-------- Dataset records --------

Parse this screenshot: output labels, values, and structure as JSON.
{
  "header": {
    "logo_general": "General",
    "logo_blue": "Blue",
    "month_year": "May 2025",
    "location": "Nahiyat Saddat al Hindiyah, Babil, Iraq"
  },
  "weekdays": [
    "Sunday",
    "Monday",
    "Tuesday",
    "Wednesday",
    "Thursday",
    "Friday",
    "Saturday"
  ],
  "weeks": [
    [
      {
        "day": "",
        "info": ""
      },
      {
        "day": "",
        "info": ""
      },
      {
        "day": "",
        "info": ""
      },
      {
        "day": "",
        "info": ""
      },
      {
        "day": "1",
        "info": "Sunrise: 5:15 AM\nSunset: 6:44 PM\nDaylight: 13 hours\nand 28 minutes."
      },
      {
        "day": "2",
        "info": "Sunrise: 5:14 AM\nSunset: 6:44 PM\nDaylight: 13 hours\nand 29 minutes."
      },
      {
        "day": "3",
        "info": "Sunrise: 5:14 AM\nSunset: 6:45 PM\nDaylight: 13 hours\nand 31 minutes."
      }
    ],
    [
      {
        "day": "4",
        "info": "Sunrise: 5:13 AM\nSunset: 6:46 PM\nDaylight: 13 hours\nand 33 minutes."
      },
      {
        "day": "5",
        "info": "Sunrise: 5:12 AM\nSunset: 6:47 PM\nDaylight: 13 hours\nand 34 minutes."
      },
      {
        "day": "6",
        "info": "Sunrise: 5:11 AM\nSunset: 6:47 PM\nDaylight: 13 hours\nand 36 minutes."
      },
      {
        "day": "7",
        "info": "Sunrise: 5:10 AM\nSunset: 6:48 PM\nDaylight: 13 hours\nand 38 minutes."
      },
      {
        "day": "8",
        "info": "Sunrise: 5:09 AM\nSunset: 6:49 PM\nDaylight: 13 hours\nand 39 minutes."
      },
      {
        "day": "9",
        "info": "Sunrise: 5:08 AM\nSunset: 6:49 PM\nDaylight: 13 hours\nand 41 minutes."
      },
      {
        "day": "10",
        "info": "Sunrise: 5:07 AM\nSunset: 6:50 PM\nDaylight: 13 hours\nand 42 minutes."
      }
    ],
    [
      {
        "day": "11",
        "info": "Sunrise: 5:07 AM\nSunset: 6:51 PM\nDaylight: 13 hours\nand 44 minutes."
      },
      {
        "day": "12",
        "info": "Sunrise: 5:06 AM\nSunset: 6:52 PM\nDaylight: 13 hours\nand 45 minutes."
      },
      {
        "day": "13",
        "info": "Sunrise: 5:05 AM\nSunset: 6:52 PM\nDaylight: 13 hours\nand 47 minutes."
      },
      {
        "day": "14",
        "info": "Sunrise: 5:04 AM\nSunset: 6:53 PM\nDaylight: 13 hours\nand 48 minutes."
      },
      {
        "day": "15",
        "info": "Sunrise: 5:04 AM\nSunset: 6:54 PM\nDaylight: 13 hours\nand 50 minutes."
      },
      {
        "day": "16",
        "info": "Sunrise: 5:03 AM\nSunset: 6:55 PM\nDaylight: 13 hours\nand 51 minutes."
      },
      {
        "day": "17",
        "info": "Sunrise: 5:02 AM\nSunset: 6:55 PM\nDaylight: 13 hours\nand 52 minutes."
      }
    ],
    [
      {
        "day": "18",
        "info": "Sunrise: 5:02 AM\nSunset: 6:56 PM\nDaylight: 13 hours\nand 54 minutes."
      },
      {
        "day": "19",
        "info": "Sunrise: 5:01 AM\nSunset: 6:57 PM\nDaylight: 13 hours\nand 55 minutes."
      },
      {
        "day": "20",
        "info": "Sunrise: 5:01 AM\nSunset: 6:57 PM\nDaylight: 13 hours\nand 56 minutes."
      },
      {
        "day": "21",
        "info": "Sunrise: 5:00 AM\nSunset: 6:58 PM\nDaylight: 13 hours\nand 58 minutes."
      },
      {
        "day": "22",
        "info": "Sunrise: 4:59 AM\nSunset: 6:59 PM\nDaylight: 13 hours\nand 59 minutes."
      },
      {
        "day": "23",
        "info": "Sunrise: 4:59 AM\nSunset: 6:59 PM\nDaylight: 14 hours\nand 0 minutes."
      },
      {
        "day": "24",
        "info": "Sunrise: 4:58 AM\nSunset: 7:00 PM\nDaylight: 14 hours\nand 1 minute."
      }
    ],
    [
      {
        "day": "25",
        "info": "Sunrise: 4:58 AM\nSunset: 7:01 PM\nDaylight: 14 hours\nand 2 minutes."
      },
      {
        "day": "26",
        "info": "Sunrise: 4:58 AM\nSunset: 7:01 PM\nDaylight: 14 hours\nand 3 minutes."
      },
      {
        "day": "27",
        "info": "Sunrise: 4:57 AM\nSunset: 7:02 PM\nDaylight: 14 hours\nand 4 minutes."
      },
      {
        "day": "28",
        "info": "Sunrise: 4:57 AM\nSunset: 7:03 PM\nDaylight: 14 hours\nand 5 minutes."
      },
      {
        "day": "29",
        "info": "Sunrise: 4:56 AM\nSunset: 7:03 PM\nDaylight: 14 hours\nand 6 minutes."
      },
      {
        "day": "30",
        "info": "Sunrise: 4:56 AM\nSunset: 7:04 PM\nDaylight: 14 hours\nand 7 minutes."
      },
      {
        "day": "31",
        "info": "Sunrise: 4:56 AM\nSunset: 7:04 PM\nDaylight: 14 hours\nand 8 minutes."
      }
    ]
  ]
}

--------

- [Exercise] Extract the complete set of records unchanged.

- [Complete response]
Parse this screenshot: output labels, values, and structure as JSON.
{
  "header": {
    "logo_general": "General",
    "logo_blue": "Blue",
    "month_year": "May 2025",
    "location": "Nahiyat Saddat al Hindiyah, Babil, Iraq"
  },
  "weekdays": [
    "Sunday",
    "Monday",
    "Tuesday",
    "Wednesday",
    "Thursday",
    "Friday",
    "Saturday"
  ],
  "weeks": [
    [
      {
        "day": "",
        "info": ""
      },
      {
        "day": "",
        "info": ""
      },
      {
        "day": "",
        "info": ""
      },
      {
        "day": "",
        "info": ""
      },
      {
        "day": "1",
        "info": "Sunrise: 5:15 AM\nSunset: 6:44 PM\nDaylight: 13 hours\nand 28 minutes."
      },
      {
        "day": "2",
        "info": "Sunrise: 5:14 AM\nSunset: 6:44 PM\nDaylight: 13 hours\nand 29 minutes."
      },
      {
        "day": "3",
        "info": "Sunrise: 5:14 AM\nSunset: 6:45 PM\nDaylight: 13 hours\nand 31 minutes."
      }
    ],
    [
      {
        "day": "4",
        "info": "Sunrise: 5:13 AM\nSunset: 6:46 PM\nDaylight: 13 hours\nand 33 minutes."
      },
      {
        "day": "5",
        "info": "Sunrise: 5:12 AM\nSunset: 6:47 PM\nDaylight: 13 hours\nand 34 minutes."
      },
      {
        "day": "6",
        "info": "Sunrise: 5:11 AM\nSunset: 6:47 PM\nDaylight: 13 hours\nand 36 minutes."
      },
      {
        "day": "7",
        "info": "Sunrise: 5:10 AM\nSunset: 6:48 PM\nDaylight: 13 hours\nand 38 minutes."
      },
      {
        "day": "8",
        "info": "Sunrise: 5:09 AM\nSunset: 6:49 PM\nDaylight: 13 hours\nand 39 minutes."
      },
      {
        "day": "9",
        "info": "Sunrise: 5:08 AM\nSunset: 6:49 PM\nDaylight: 13 hours\nand 41 minutes."
      },
      {
        "day": "10",
        "info": "Sunrise: 5:07 AM\nSunset: 6:50 PM\nDaylight: 13 hours\nand 42 minutes."
      }
    ],
    [
      {
        "day": "11",
        "info": "Sunrise: 5:07 AM\nSunset: 6:51 PM\nDaylight: 13 hours\nand 44 minutes."
      },
      {
        "day": "12",
        "info": "Sunrise: 5:06 AM\nSunset: 6:52 PM\nDaylight: 13 hours\nand 45 minutes."
      },
      {
        "day": "13",
        "info": "Sunrise: 5:05 AM\nSunset: 6:52 PM\nDaylight: 13 hours\nand 47 minutes."
      },
      {
        "day": "14",
        "info": "Sunrise: 5:04 AM\nSunset: 6:53 PM\nDaylight: 13 hours\nand 48 minutes."
      },
      {
        "day": "15",
        "info": "Sunrise: 5:04 AM\nSunset: 6:54 PM\nDaylight: 13 hours\nand 50 minutes."
      },
      {
        "day": "16",
        "info": "Sunrise: 5:03 AM\nSunset: 6:55 PM\nDaylight: 13 hours\nand 51 minutes."
      },
      {
        "day": "17",
        "info": "Sunrise: 5:02 AM\nSunset: 6:55 PM\nDaylight: 13 hours\nand 52 minutes."
      }
    ],
    [
      {
        "day": "18",
        "info": "Sunrise: 5:02 AM\nSunset: 6:56 PM\nDaylight: 13 hours\nand 54 minutes."
      },
      {
        "day": "19",
        "info": "Sunrise: 5:01 AM\nSunset: 6:57 PM\nDaylight: 13 hours\nand 55 minutes."
      },
      {
        "day": "20",
        "info": "Sunrise: 5:01 AM\nSunset: 6:57 PM\nDaylight: 13 hours\nand 56 minutes."
      },
      {
        "day": "21",
        "info": "Sunrise: 5:00 AM\nSunset: 6:58 PM\nDaylight: 13 hours\nand 58 minutes."
      },
      {
        "day": "22",
        "info": "Sunrise: 4:59 AM\nSunset: 6:59 PM\nDaylight: 13 hours\nand 59 minutes."
      },
      {
        "day": "23",
        "info": "Sunrise: 4:59 AM\nSunset: 6:59 PM\nDaylight: 14 hours\nand 0 minutes."
      },
      {
        "day": "24",
        "info": "Sunrise: 4:58 AM\nSunset: 7:00 PM\nDaylight: 14 hours\nand 1 minute."
      }
    ],
    [
      {
        "day": "25",
        "info": "Sunrise: 4:58 AM\nSunset: 7:01 PM\nDaylight: 14 hours\nand 2 minutes."
      },
      {
        "day": "26",
        "info": "Sunrise: 4:58 AM\nSunset: 7:01 PM\nDaylight: 14 hours\nand 3 minutes."
      },
      {
        "day": "27",
        "info": "Sunrise: 4:57 AM\nSunset: 7:02 PM\nDaylight: 14 hours\nand 4 minutes."
      },
      {
        "day": "28",
        "info": "Sunrise: 4:57 AM\nSunset: 7:03 PM\nDaylight: 14 hours\nand 5 minutes."
      },
      {
        "day": "29",
        "info": "Sunrise: 4:56 AM\nSunset: 7:03 PM\nDaylight: 14 hours\nand 6 minutes."
      },
      {
        "day": "30",
        "info": "Sunrise: 4:56 AM\nSunset: 7:04 PM\nDaylight: 14 hours\nand 7 minutes."
      },
      {
        "day": "31",
        "info": "Sunrise: 4:56 AM\nSunset: 7:04 PM\nDaylight: 14 hours\nand 8 minutes."
      }
    ]
  ]
}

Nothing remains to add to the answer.